* **Trecho**:
>>
Transição para a Economia Verde:

oportunidade na agenda econômica

externa brasileira

Sandra Polónia Rios1

Ainda que haja evidentes dificuldades para se obter progressos efetivos nos foros multilaterais de

negociações econômicas, parece haver crescente consenso em torno da constatação de que os padrões

atuais de produção e consumo estão desafiando os limites do planeta. Os resultados da Conferência

Rio+20 foram certamente decepcionantes se medidos pelos compromissos de cooperação internacional

plasmados no documento final. Por outro lado, a mobilização de governos subnacionais, de empresas e

organizações empresariais, da academia e de organizações da sociedade civil antes e durante indica que

soou o sinal de alerta e que este tema está e ficará no centro das atenções internacionais nos próximos anos.
<<
* **Tarefa A**: Reproduza os registros desde o início até a linha que contém "choice-a-hint: (Type an", renomeando "screenshot" para "image" e mantendo todo o restante inalterado. Deixe as imagens de fora da resposta.

Entradas de disposição espacial
>>
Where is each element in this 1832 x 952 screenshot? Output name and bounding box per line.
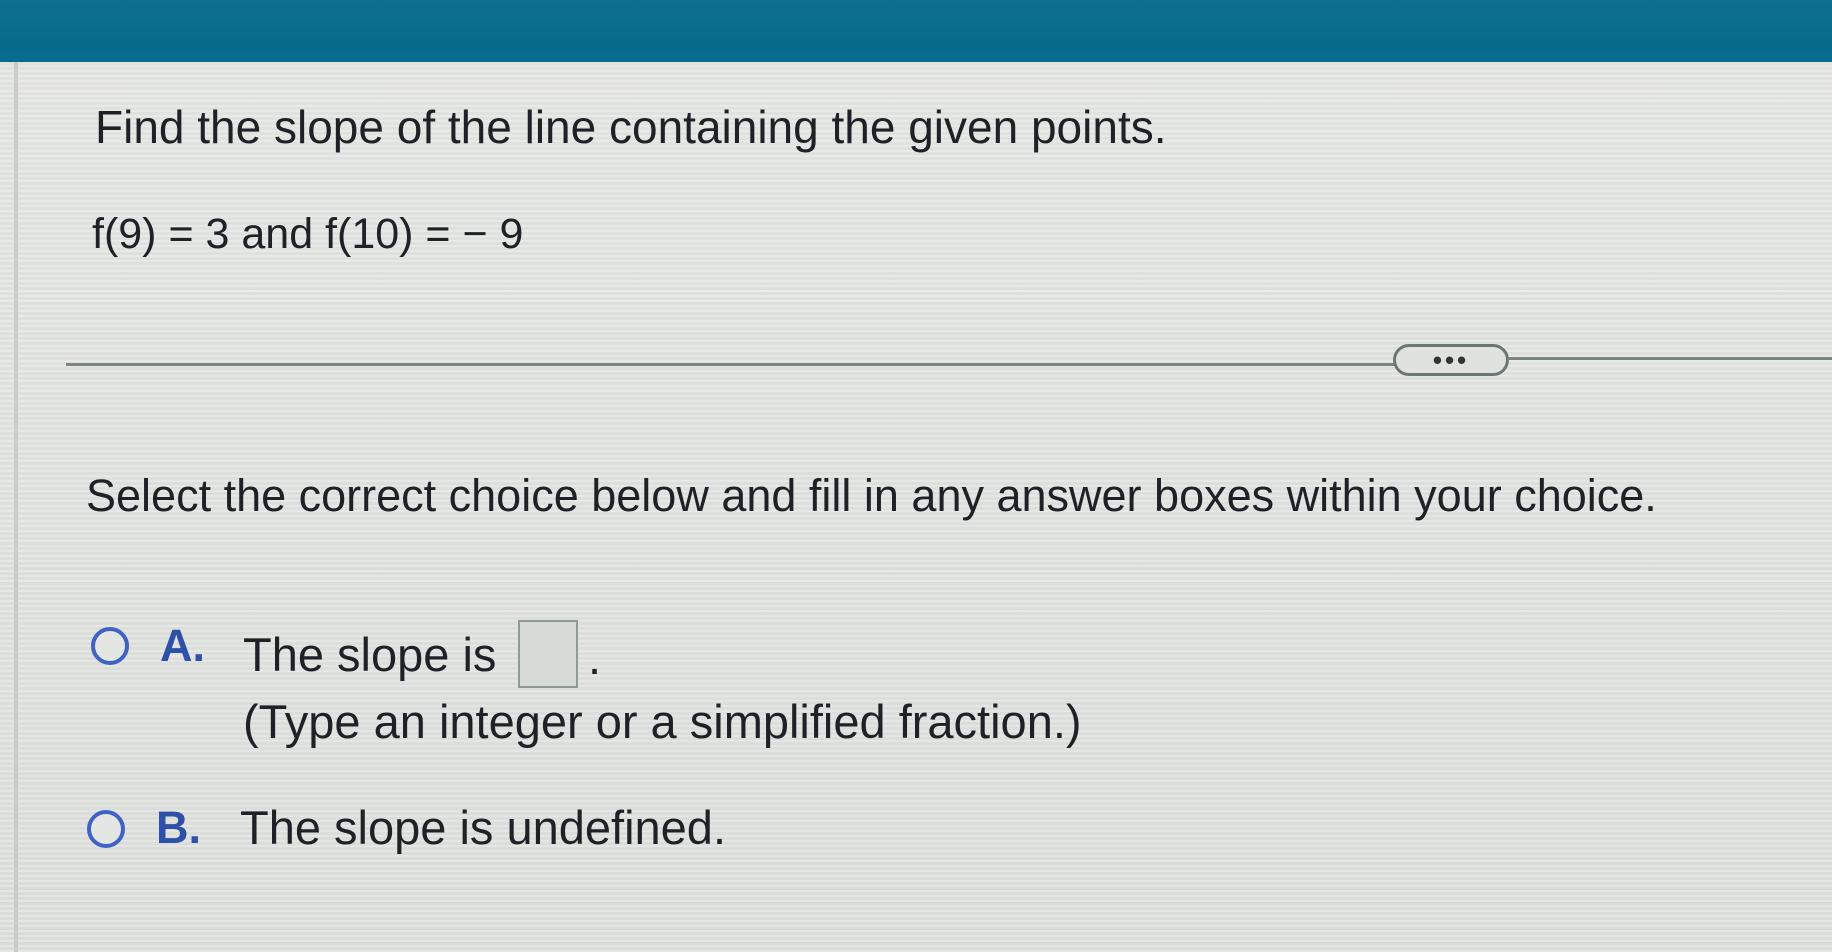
given-points: f(9) = 3 and f(10) = − 9 — [92, 210, 524, 258]
choice-b-text[interactable]: The slope is undefined. — [240, 800, 726, 855]
question-title: Find the slope of the line containing th… — [95, 101, 1167, 153]
instructions-text: Select the correct choice below and fill… — [86, 470, 1657, 521]
section-divider-right — [1508, 357, 1832, 360]
choice-a-letter[interactable]: A. — [160, 620, 205, 672]
choice-a-hint: (Type an integer or a simplified fractio… — [243, 695, 1082, 748]
choice-a-period: . — [588, 631, 602, 684]
choice-a-radio[interactable] — [91, 627, 129, 665]
slope-answer-input[interactable] — [518, 620, 578, 688]
choice-b-radio[interactable] — [87, 810, 125, 848]
section-divider-left — [66, 363, 1396, 366]
more-options-button[interactable]: ••• — [1393, 344, 1509, 376]
top-header-bar — [0, 0, 1832, 64]
panel-left-border — [14, 62, 18, 952]
choice-b-letter[interactable]: B. — [156, 802, 201, 854]
choice-a-text[interactable]: The slope is — [243, 627, 496, 682]
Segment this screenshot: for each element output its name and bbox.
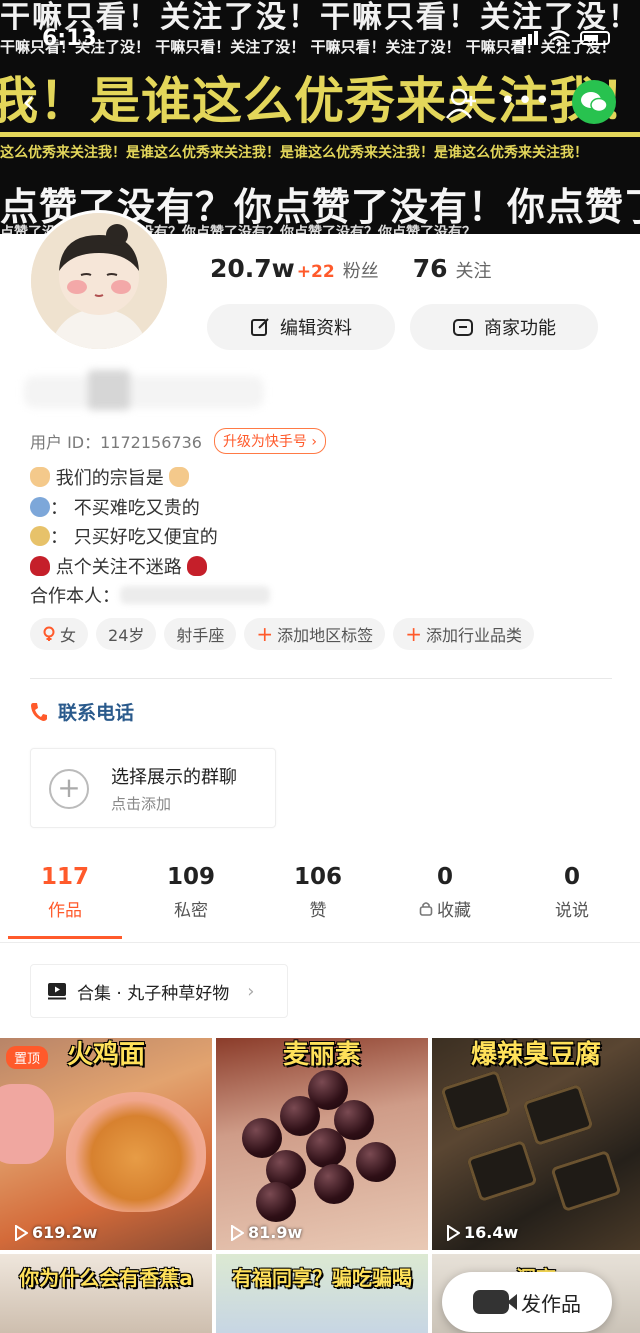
<<
* **Tarefa B**: De acordo com o trecho sobre a economia verde, como foram os resultados da Conferência Rio+20 quando medidos pelos compromissos de cooperação internacional do documento final?

* **Resposta correta A**:
Where is each element in this 1832 x 952 image? Output name and bounding box per line.
given-points: f(9) = 3 and f(10) = − 9 — [92, 210, 524, 258]
choice-b-text[interactable]: The slope is undefined. — [240, 800, 726, 855]
question-title: Find the slope of the line containing th… — [95, 101, 1167, 153]
instructions-text: Select the correct choice below and fill… — [86, 470, 1657, 521]
section-divider-right — [1508, 357, 1832, 360]
choice-a-letter[interactable]: A. — [160, 620, 205, 672]
choice-a-hint: (Type an integer or a simplified fractio… — [243, 695, 1082, 748]

* **Resposta correta B**: Foram certamente decepcionantes.